• _The task_
Write out every one of the records below, line for line, keeping each name and bounding box unchanged.

• _Input rows_
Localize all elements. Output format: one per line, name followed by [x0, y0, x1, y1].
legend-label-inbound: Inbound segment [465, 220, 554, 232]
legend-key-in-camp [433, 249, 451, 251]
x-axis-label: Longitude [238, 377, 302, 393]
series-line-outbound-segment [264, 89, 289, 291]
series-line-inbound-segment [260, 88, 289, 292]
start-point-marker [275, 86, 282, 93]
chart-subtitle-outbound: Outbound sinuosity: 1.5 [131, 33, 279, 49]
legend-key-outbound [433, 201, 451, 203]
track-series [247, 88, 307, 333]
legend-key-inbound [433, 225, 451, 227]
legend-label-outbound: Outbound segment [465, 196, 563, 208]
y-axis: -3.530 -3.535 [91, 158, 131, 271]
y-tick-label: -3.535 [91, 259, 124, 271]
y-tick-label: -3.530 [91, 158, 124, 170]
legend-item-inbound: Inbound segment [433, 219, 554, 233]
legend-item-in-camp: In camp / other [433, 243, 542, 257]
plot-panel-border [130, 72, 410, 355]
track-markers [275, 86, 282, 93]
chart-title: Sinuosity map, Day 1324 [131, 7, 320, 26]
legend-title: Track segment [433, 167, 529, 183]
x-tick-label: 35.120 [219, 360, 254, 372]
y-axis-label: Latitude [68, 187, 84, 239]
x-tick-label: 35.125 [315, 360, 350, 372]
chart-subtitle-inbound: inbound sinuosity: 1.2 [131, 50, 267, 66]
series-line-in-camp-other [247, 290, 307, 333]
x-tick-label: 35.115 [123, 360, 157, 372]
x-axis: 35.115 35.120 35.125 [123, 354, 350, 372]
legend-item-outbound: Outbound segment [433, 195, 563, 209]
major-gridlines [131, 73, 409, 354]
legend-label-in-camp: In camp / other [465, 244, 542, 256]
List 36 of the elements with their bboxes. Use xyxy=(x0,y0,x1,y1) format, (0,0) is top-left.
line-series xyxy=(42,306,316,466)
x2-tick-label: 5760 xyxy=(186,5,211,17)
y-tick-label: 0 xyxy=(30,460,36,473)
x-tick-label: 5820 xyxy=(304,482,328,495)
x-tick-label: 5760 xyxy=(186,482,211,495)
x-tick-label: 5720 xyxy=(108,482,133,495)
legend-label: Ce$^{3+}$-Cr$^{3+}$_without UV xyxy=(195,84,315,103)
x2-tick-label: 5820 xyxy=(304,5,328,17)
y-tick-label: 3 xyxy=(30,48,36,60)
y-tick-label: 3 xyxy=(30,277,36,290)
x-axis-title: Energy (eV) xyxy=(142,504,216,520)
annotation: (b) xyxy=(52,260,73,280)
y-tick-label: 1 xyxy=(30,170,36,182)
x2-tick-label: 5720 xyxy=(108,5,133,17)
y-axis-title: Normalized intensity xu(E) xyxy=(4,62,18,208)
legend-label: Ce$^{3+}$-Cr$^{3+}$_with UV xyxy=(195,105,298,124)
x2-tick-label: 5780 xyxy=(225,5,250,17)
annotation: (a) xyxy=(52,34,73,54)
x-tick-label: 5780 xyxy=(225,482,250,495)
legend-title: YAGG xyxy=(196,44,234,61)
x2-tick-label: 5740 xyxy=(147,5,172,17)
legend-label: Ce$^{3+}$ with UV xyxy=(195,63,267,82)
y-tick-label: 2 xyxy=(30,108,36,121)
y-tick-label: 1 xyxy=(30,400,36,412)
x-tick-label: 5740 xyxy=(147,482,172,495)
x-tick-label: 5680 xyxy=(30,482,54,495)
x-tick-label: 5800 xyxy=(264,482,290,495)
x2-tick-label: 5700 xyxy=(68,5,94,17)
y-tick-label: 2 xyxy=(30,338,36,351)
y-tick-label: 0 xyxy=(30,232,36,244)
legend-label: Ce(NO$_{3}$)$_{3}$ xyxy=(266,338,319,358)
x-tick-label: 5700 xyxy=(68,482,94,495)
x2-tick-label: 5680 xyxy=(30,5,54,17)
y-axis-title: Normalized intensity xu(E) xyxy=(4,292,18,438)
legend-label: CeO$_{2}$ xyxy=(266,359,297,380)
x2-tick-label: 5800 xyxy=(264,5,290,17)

• _Result_
Localize all elements. Output format: one per line, name followed by [x0, y0, x1, y1].
legend-label-inbound: Inbound segment [465, 220, 554, 232]
legend-key-in-camp [433, 249, 451, 251]
x-axis-label: Longitude [238, 377, 302, 393]
series-line-outbound-segment [264, 89, 289, 291]
series-line-inbound-segment [260, 88, 289, 292]
start-point-marker [275, 86, 282, 93]
chart-subtitle-outbound: Outbound sinuosity: 1.5 [131, 33, 279, 49]
legend-key-outbound [433, 201, 451, 203]
track-series [247, 88, 307, 333]
legend-key-inbound [433, 225, 451, 227]
legend-label-outbound: Outbound segment [465, 196, 563, 208]
y-axis: -3.530 -3.535 [91, 158, 131, 271]
y-tick-label: -3.535 [91, 259, 124, 271]
y-tick-label: -3.530 [91, 158, 124, 170]
legend-item-inbound: Inbound segment [433, 219, 554, 233]
legend-item-in-camp: In camp / other [433, 243, 542, 257]
plot-panel-border [130, 72, 410, 355]
track-markers [275, 86, 282, 93]
chart-title: Sinuosity map, Day 1324 [131, 7, 320, 26]
legend-title: Track segment [433, 167, 529, 183]
x-tick-label: 35.120 [219, 360, 254, 372]
y-axis-label: Latitude [68, 187, 84, 239]
x-tick-label: 35.125 [315, 360, 350, 372]
chart-subtitle-inbound: inbound sinuosity: 1.2 [131, 50, 267, 66]
series-line-in-camp-other [247, 290, 307, 333]
x-tick-label: 35.115 [123, 360, 157, 372]
x-axis: 35.115 35.120 35.125 [123, 354, 350, 372]
legend-item-outbound: Outbound segment [433, 195, 563, 209]
major-gridlines [131, 73, 409, 354]
legend-label-in-camp: In camp / other [465, 244, 542, 256]
List 36 of the elements with their bboxes. Use xyxy=(x0,y0,x1,y1) format, (0,0) is top-left.
line-series xyxy=(42,306,316,466)
x2-tick-label: 5760 xyxy=(186,5,211,17)
y-tick-label: 0 xyxy=(30,460,36,473)
x-tick-label: 5820 xyxy=(304,482,328,495)
x-tick-label: 5760 xyxy=(186,482,211,495)
x-tick-label: 5720 xyxy=(108,482,133,495)
legend-label: Ce$^{3+}$-Cr$^{3+}$_without UV xyxy=(195,84,315,103)
x2-tick-label: 5820 xyxy=(304,5,328,17)
y-tick-label: 3 xyxy=(30,48,36,60)
y-tick-label: 3 xyxy=(30,277,36,290)
x-axis-title: Energy (eV) xyxy=(142,504,216,520)
annotation: (b) xyxy=(52,260,73,280)
y-tick-label: 1 xyxy=(30,170,36,182)
x2-tick-label: 5720 xyxy=(108,5,133,17)
y-axis-title: Normalized intensity xu(E) xyxy=(4,62,18,208)
legend-label: Ce$^{3+}$-Cr$^{3+}$_with UV xyxy=(195,105,298,124)
x2-tick-label: 5780 xyxy=(225,5,250,17)
annotation: (a) xyxy=(52,34,73,54)
x-tick-label: 5780 xyxy=(225,482,250,495)
legend-title: YAGG xyxy=(196,44,234,61)
x2-tick-label: 5740 xyxy=(147,5,172,17)
legend-label: Ce$^{3+}$ with UV xyxy=(195,63,267,82)
y-tick-label: 2 xyxy=(30,108,36,121)
y-tick-label: 1 xyxy=(30,400,36,412)
x-tick-label: 5740 xyxy=(147,482,172,495)
x-tick-label: 5680 xyxy=(30,482,54,495)
x-tick-label: 5800 xyxy=(264,482,290,495)
x2-tick-label: 5700 xyxy=(68,5,94,17)
y-tick-label: 2 xyxy=(30,338,36,351)
y-tick-label: 0 xyxy=(30,232,36,244)
legend-label: Ce(NO$_{3}$)$_{3}$ xyxy=(266,338,319,358)
x-tick-label: 5700 xyxy=(68,482,94,495)
x2-tick-label: 5680 xyxy=(30,5,54,17)
y-axis-title: Normalized intensity xu(E) xyxy=(4,292,18,438)
legend-label: CeO$_{2}$ xyxy=(266,359,297,380)
x2-tick-label: 5800 xyxy=(264,5,290,17)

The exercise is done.